- [What this task involves]: Pull every line containing "POMMES" from the entries.

- [Dataset entries]:
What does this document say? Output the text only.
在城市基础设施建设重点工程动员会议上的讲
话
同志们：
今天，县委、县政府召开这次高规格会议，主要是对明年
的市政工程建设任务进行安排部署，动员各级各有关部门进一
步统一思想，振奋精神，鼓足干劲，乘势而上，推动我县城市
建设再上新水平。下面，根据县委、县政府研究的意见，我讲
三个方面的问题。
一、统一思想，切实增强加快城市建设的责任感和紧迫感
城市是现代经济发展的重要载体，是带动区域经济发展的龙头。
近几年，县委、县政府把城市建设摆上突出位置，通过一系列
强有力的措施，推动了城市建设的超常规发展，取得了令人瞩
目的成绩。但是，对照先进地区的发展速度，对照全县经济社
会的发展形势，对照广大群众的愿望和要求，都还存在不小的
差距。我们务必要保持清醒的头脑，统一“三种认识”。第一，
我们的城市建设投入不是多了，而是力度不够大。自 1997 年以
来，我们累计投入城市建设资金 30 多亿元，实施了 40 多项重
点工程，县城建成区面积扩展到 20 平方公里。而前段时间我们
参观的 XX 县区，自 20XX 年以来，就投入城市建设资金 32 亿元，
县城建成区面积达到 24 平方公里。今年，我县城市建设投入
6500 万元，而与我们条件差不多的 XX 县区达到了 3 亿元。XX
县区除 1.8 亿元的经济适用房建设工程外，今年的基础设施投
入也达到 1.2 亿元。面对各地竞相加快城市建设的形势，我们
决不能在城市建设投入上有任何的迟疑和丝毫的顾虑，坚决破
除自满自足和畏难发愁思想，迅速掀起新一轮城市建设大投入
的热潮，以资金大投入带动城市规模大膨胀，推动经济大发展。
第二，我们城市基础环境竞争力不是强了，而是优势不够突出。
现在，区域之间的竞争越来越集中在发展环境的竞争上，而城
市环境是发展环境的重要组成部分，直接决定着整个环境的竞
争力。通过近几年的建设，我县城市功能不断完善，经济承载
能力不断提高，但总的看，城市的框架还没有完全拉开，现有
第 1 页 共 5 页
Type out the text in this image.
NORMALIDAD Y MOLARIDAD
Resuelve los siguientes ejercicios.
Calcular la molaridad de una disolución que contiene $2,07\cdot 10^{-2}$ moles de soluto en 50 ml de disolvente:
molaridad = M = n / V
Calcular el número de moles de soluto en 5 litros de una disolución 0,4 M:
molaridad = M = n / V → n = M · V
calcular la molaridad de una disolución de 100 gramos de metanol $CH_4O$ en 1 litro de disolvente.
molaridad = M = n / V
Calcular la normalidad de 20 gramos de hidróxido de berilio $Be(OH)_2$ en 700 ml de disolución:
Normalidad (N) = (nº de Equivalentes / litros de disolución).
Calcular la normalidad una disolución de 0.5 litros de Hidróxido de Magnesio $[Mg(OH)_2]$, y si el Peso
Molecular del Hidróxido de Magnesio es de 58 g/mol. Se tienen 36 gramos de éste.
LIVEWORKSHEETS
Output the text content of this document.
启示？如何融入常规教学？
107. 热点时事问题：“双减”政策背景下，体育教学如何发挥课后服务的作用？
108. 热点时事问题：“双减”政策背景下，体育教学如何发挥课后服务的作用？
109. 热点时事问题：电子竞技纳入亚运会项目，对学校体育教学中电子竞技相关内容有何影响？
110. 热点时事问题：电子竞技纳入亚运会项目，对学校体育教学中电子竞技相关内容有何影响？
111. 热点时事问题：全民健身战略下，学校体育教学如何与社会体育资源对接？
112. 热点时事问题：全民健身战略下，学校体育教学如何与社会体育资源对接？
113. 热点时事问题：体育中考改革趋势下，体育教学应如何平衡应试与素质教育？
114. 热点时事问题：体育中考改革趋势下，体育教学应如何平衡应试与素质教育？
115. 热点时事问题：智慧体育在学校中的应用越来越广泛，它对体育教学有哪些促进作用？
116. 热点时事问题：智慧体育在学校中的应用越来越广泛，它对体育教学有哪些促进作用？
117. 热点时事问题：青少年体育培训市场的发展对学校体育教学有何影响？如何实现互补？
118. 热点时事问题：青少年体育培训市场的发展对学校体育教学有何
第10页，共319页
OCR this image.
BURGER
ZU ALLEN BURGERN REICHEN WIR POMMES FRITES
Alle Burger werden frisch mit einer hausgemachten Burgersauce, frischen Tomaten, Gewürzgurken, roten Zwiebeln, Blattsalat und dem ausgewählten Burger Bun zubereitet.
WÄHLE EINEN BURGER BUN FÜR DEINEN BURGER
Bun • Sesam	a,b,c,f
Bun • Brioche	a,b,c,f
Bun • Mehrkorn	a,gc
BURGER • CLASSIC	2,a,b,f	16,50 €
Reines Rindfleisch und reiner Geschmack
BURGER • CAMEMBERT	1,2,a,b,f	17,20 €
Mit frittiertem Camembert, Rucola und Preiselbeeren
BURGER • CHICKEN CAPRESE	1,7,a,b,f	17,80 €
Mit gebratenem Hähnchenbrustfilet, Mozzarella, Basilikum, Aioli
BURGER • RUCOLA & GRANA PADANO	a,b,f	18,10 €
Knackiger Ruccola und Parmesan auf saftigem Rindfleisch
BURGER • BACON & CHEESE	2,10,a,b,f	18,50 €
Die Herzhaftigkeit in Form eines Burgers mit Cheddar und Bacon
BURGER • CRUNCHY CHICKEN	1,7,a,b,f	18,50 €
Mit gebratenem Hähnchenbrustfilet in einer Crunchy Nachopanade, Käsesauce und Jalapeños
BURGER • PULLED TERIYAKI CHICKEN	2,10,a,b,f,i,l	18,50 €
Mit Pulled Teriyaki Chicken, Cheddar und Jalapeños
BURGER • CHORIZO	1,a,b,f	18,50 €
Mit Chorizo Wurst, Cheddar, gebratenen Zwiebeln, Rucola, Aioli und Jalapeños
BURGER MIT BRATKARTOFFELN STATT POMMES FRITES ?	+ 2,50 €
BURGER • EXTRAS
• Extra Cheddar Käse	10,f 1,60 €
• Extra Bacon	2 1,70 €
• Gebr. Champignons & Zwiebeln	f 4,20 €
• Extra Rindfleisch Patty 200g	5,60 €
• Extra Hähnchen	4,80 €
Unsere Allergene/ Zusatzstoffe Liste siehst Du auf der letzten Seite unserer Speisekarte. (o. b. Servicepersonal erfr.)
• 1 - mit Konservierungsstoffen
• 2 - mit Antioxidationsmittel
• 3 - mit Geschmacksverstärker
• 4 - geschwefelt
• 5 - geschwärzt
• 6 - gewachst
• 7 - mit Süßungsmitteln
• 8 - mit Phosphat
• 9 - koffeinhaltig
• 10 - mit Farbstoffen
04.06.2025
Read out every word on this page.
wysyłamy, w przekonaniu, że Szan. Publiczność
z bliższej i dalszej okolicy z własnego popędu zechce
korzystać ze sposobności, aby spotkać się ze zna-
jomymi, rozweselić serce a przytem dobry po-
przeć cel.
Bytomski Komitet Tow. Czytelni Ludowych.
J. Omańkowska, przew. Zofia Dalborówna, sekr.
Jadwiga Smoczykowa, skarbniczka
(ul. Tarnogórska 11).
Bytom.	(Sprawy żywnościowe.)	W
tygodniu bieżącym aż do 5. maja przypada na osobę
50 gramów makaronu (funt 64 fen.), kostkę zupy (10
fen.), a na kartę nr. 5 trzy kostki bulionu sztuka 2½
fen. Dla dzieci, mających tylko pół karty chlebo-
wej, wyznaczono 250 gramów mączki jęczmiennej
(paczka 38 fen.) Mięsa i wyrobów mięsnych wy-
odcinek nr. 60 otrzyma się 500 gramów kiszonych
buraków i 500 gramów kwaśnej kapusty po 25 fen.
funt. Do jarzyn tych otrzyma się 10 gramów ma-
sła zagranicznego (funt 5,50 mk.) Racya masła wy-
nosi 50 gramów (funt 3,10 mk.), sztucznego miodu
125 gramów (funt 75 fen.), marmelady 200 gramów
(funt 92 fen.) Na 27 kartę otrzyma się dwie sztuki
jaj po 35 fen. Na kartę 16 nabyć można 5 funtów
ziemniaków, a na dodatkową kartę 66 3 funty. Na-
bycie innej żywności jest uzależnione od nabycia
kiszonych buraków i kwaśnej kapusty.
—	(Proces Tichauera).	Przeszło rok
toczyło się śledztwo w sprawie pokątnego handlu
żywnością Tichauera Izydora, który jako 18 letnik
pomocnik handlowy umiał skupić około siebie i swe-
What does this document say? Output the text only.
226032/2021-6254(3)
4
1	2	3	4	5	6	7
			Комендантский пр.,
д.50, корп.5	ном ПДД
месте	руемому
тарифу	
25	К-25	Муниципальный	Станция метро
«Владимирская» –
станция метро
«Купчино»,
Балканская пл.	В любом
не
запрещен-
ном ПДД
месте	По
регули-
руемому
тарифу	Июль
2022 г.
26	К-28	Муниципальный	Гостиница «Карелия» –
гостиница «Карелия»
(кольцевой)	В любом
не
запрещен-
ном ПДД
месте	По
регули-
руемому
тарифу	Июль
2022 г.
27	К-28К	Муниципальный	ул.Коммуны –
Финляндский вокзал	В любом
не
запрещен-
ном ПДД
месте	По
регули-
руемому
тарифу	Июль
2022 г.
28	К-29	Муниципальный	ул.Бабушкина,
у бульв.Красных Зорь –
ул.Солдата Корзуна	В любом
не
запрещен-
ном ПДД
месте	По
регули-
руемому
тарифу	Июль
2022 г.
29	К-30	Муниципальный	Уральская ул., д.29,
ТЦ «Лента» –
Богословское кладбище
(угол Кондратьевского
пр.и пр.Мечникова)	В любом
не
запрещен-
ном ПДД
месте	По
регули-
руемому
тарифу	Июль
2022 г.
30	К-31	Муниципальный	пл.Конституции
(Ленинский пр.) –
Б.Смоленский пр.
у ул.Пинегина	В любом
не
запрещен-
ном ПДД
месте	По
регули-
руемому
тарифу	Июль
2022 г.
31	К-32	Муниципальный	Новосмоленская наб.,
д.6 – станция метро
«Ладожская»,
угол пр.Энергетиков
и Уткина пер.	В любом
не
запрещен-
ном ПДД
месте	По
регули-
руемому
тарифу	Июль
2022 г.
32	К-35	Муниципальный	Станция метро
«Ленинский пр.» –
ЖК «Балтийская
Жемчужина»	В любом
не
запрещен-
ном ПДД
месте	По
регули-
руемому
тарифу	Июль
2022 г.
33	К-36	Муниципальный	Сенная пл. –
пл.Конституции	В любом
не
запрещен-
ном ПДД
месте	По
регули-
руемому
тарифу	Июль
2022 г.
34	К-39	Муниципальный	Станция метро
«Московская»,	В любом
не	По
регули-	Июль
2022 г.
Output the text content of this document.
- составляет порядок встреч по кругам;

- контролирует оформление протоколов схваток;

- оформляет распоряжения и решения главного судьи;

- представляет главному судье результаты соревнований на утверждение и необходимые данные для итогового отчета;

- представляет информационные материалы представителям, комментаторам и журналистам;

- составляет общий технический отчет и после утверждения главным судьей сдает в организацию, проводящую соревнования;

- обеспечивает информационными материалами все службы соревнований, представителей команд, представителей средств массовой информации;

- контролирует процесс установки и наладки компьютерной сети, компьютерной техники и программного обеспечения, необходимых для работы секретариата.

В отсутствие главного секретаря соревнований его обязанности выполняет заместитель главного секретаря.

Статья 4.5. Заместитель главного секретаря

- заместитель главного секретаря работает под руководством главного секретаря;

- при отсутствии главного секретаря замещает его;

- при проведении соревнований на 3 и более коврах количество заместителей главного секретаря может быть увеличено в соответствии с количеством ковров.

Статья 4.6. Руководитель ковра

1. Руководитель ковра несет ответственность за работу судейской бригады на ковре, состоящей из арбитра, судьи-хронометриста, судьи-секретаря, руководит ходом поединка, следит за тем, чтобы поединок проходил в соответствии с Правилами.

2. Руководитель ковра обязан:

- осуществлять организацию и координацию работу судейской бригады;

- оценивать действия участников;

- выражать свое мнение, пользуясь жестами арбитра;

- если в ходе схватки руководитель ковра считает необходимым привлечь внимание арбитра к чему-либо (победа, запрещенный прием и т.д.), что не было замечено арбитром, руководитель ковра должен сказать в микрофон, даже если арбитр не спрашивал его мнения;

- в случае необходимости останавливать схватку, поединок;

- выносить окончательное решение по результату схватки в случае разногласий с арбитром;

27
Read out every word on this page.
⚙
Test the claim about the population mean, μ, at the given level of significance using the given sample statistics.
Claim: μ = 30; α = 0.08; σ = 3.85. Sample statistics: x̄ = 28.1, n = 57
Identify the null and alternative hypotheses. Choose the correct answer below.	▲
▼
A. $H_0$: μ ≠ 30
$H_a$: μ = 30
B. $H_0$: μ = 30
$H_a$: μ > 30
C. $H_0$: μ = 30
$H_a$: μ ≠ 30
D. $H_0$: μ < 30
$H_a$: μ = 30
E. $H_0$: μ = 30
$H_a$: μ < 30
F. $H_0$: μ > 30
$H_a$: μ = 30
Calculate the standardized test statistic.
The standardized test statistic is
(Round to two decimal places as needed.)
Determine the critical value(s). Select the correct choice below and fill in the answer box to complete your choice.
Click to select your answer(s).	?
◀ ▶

- [Task output]:
ZU ALLEN BURGERN REICHEN WIR POMMES FRITES
BURGER MIT BRATKARTOFFELN STATT POMMES FRITES ?	+ 2,50 €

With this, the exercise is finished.